Restate the records that follow word for word; no pictures should appear.

(Figure record extracts)
* * *
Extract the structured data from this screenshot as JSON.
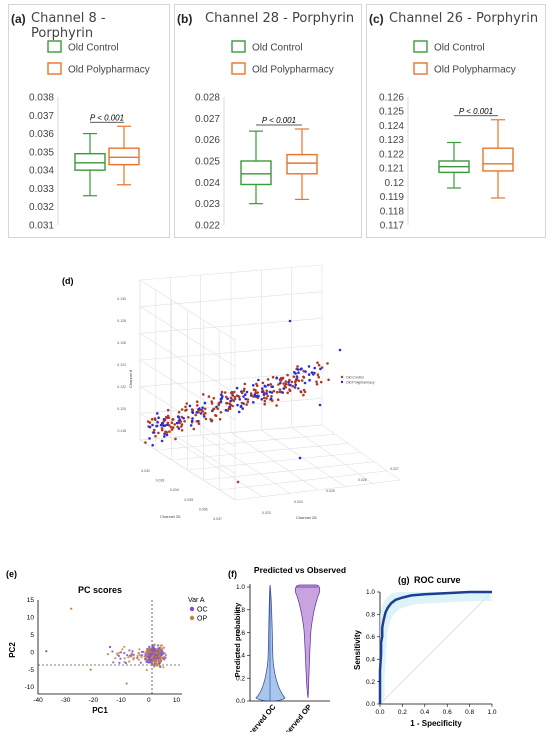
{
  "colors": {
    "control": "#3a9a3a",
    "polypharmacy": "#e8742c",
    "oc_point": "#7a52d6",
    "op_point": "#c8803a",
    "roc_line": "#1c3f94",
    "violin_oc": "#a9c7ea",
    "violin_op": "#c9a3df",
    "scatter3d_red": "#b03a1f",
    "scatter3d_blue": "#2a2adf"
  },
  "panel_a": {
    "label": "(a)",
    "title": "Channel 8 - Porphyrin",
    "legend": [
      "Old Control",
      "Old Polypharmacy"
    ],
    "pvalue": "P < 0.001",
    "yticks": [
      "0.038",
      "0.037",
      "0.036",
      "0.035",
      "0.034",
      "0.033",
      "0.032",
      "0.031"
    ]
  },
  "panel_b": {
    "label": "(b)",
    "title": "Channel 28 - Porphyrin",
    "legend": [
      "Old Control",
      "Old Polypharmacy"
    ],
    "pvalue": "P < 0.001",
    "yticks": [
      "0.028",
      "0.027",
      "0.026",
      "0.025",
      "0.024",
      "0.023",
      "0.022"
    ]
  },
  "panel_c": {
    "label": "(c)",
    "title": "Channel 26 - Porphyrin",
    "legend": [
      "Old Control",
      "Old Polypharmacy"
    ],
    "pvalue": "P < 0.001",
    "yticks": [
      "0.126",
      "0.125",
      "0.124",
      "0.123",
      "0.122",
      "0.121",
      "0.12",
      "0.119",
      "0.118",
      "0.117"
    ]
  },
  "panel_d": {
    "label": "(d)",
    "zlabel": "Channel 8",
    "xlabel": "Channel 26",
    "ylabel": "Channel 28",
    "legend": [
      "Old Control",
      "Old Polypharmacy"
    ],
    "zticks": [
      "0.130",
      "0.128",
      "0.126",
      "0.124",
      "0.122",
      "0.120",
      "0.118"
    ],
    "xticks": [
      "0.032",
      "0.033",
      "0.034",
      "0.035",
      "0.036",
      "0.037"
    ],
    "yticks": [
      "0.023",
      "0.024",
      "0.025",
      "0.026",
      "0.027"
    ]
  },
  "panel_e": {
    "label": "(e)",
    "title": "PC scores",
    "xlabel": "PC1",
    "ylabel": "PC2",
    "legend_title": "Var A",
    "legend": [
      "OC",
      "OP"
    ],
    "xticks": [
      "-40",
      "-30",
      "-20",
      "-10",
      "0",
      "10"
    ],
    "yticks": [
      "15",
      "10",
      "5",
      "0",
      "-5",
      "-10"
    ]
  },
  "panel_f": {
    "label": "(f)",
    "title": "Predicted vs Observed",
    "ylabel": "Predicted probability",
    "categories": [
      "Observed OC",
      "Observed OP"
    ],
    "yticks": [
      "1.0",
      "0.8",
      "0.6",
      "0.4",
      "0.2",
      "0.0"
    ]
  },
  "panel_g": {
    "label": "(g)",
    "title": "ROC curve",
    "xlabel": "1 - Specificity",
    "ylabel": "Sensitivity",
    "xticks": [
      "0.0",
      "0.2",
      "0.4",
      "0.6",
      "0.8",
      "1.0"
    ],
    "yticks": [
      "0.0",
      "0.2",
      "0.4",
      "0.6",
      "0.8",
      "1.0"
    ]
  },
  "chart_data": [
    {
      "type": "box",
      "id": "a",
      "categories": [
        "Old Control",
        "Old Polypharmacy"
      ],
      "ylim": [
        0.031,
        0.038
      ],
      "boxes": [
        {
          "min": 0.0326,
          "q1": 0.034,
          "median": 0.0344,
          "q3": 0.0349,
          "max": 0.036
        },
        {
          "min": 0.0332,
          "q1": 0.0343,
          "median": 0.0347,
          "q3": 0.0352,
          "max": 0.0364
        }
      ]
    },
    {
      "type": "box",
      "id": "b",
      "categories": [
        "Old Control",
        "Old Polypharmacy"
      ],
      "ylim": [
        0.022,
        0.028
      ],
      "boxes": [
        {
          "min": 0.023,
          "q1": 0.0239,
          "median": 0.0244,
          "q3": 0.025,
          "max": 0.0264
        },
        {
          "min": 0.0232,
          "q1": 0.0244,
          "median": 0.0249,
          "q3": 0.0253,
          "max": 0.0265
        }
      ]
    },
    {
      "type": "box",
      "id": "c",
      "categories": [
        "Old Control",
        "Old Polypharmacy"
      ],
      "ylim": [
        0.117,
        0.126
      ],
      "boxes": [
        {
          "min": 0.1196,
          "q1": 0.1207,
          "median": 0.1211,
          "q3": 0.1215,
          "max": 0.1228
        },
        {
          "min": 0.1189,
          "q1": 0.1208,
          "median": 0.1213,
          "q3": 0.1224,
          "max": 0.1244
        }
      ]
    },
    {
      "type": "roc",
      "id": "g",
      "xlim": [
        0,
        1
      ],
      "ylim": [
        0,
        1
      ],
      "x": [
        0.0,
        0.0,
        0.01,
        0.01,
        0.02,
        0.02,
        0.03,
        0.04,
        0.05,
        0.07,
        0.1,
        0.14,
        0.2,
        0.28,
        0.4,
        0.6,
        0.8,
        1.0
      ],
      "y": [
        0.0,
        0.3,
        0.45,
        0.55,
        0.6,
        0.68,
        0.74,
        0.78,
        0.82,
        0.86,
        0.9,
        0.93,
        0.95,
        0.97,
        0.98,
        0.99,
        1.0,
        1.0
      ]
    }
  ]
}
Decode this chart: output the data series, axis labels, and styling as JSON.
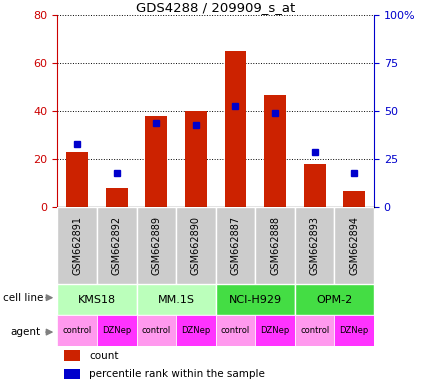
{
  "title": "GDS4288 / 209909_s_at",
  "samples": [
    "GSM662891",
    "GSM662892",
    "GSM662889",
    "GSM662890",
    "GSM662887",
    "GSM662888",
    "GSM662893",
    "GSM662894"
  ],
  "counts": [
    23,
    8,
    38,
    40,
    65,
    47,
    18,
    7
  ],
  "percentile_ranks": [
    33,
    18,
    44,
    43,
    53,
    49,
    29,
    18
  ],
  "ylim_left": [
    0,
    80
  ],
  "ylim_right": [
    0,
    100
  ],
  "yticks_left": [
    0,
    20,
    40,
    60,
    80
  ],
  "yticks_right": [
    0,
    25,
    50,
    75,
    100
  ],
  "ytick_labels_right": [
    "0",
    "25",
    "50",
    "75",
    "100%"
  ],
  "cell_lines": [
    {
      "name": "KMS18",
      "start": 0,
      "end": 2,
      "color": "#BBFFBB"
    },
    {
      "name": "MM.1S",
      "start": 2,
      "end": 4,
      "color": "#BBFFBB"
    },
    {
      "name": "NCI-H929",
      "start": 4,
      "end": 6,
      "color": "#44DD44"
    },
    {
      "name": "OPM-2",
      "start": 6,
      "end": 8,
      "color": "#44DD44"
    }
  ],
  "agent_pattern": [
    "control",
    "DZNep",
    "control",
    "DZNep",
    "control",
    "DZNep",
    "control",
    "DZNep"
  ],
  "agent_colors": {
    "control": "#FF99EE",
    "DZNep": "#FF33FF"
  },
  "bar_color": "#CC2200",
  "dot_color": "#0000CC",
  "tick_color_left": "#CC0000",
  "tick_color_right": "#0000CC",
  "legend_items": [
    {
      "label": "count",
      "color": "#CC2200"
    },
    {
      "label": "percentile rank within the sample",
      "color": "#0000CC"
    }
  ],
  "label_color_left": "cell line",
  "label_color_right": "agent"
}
* * *
FINISHED EXERCISE
Extract the structured data from this screenshot as JSON.
{
  "colors": {
    "control": "#3a9a3a",
    "polypharmacy": "#e8742c",
    "oc_point": "#7a52d6",
    "op_point": "#c8803a",
    "roc_line": "#1c3f94",
    "violin_oc": "#a9c7ea",
    "violin_op": "#c9a3df",
    "scatter3d_red": "#b03a1f",
    "scatter3d_blue": "#2a2adf"
  },
  "panel_a": {
    "label": "(a)",
    "title": "Channel 8 - Porphyrin",
    "legend": [
      "Old Control",
      "Old Polypharmacy"
    ],
    "pvalue": "P < 0.001",
    "yticks": [
      "0.038",
      "0.037",
      "0.036",
      "0.035",
      "0.034",
      "0.033",
      "0.032",
      "0.031"
    ]
  },
  "panel_b": {
    "label": "(b)",
    "title": "Channel 28 - Porphyrin",
    "legend": [
      "Old Control",
      "Old Polypharmacy"
    ],
    "pvalue": "P < 0.001",
    "yticks": [
      "0.028",
      "0.027",
      "0.026",
      "0.025",
      "0.024",
      "0.023",
      "0.022"
    ]
  },
  "panel_c": {
    "label": "(c)",
    "title": "Channel 26 - Porphyrin",
    "legend": [
      "Old Control",
      "Old Polypharmacy"
    ],
    "pvalue": "P < 0.001",
    "yticks": [
      "0.126",
      "0.125",
      "0.124",
      "0.123",
      "0.122",
      "0.121",
      "0.12",
      "0.119",
      "0.118",
      "0.117"
    ]
  },
  "panel_d": {
    "label": "(d)",
    "zlabel": "Channel 8",
    "xlabel": "Channel 26",
    "ylabel": "Channel 28",
    "legend": [
      "Old Control",
      "Old Polypharmacy"
    ],
    "zticks": [
      "0.130",
      "0.128",
      "0.126",
      "0.124",
      "0.122",
      "0.120",
      "0.118"
    ],
    "xticks": [
      "0.032",
      "0.033",
      "0.034",
      "0.035",
      "0.036",
      "0.037"
    ],
    "yticks": [
      "0.023",
      "0.024",
      "0.025",
      "0.026",
      "0.027"
    ]
  },
  "panel_e": {
    "label": "(e)",
    "title": "PC scores",
    "xlabel": "PC1",
    "ylabel": "PC2",
    "legend_title": "Var A",
    "legend": [
      "OC",
      "OP"
    ],
    "xticks": [
      "-40",
      "-30",
      "-20",
      "-10",
      "0",
      "10"
    ],
    "yticks": [
      "15",
      "10",
      "5",
      "0",
      "-5",
      "-10"
    ]
  },
  "panel_f": {
    "label": "(f)",
    "title": "Predicted vs Observed",
    "ylabel": "Predicted probability",
    "categories": [
      "Observed OC",
      "Observed OP"
    ],
    "yticks": [
      "1.0",
      "0.8",
      "0.6",
      "0.4",
      "0.2",
      "0.0"
    ]
  },
  "panel_g": {
    "label": "(g)",
    "title": "ROC curve",
    "xlabel": "1 - Specificity",
    "ylabel": "Sensitivity",
    "xticks": [
      "0.0",
      "0.2",
      "0.4",
      "0.6",
      "0.8",
      "1.0"
    ],
    "yticks": [
      "0.0",
      "0.2",
      "0.4",
      "0.6",
      "0.8",
      "1.0"
    ]
  },
  "chart_data": [
    {
      "type": "box",
      "id": "a",
      "categories": [
        "Old Control",
        "Old Polypharmacy"
      ],
      "ylim": [
        0.031,
        0.038
      ],
      "boxes": [
        {
          "min": 0.0326,
          "q1": 0.034,
          "median": 0.0344,
          "q3": 0.0349,
          "max": 0.036
        },
        {
          "min": 0.0332,
          "q1": 0.0343,
          "median": 0.0347,
          "q3": 0.0352,
          "max": 0.0364
        }
      ]
    },
    {
      "type": "box",
      "id": "b",
      "categories": [
        "Old Control",
        "Old Polypharmacy"
      ],
      "ylim": [
        0.022,
        0.028
      ],
      "boxes": [
        {
          "min": 0.023,
          "q1": 0.0239,
          "median": 0.0244,
          "q3": 0.025,
          "max": 0.0264
        },
        {
          "min": 0.0232,
          "q1": 0.0244,
          "median": 0.0249,
          "q3": 0.0253,
          "max": 0.0265
        }
      ]
    },
    {
      "type": "box",
      "id": "c",
      "categories": [
        "Old Control",
        "Old Polypharmacy"
      ],
      "ylim": [
        0.117,
        0.126
      ],
      "boxes": [
        {
          "min": 0.1196,
          "q1": 0.1207,
          "median": 0.1211,
          "q3": 0.1215,
          "max": 0.1228
        },
        {
          "min": 0.1189,
          "q1": 0.1208,
          "median": 0.1213,
          "q3": 0.1224,
          "max": 0.1244
        }
      ]
    },
    {
      "type": "roc",
      "id": "g",
      "xlim": [
        0,
        1
      ],
      "ylim": [
        0,
        1
      ],
      "x": [
        0.0,
        0.0,
        0.01,
        0.01,
        0.02,
        0.02,
        0.03,
        0.04,
        0.05,
        0.07,
        0.1,
        0.14,
        0.2,
        0.28,
        0.4,
        0.6,
        0.8,
        1.0
      ],
      "y": [
        0.0,
        0.3,
        0.45,
        0.55,
        0.6,
        0.68,
        0.74,
        0.78,
        0.82,
        0.86,
        0.9,
        0.93,
        0.95,
        0.97,
        0.98,
        0.99,
        1.0,
        1.0
      ]
    }
  ]
}
Decode this chart: output the data series, axis labels, and styling as JSON.
{
  "title": "GDS4288 / 209909_s_at",
  "samples": [
    "GSM662891",
    "GSM662892",
    "GSM662889",
    "GSM662890",
    "GSM662887",
    "GSM662888",
    "GSM662893",
    "GSM662894"
  ],
  "counts": [
    23,
    8,
    38,
    40,
    65,
    47,
    18,
    7
  ],
  "percentile_ranks": [
    33,
    18,
    44,
    43,
    53,
    49,
    29,
    18
  ],
  "ylim_left": [
    0,
    80
  ],
  "ylim_right": [
    0,
    100
  ],
  "yticks_left": [
    0,
    20,
    40,
    60,
    80
  ],
  "yticks_right": [
    0,
    25,
    50,
    75,
    100
  ],
  "ytick_labels_right": [
    "0",
    "25",
    "50",
    "75",
    "100%"
  ],
  "cell_lines": [
    {
      "name": "KMS18",
      "start": 0,
      "end": 2,
      "color": "#BBFFBB"
    },
    {
      "name": "MM.1S",
      "start": 2,
      "end": 4,
      "color": "#BBFFBB"
    },
    {
      "name": "NCI-H929",
      "start": 4,
      "end": 6,
      "color": "#44DD44"
    },
    {
      "name": "OPM-2",
      "start": 6,
      "end": 8,
      "color": "#44DD44"
    }
  ],
  "agent_pattern": [
    "control",
    "DZNep",
    "control",
    "DZNep",
    "control",
    "DZNep",
    "control",
    "DZNep"
  ],
  "agent_colors": {
    "control": "#FF99EE",
    "DZNep": "#FF33FF"
  },
  "bar_color": "#CC2200",
  "dot_color": "#0000CC",
  "tick_color_left": "#CC0000",
  "tick_color_right": "#0000CC",
  "legend_items": [
    {
      "label": "count",
      "color": "#CC2200"
    },
    {
      "label": "percentile rank within the sample",
      "color": "#0000CC"
    }
  ],
  "label_color_left": "cell line",
  "label_color_right": "agent"
}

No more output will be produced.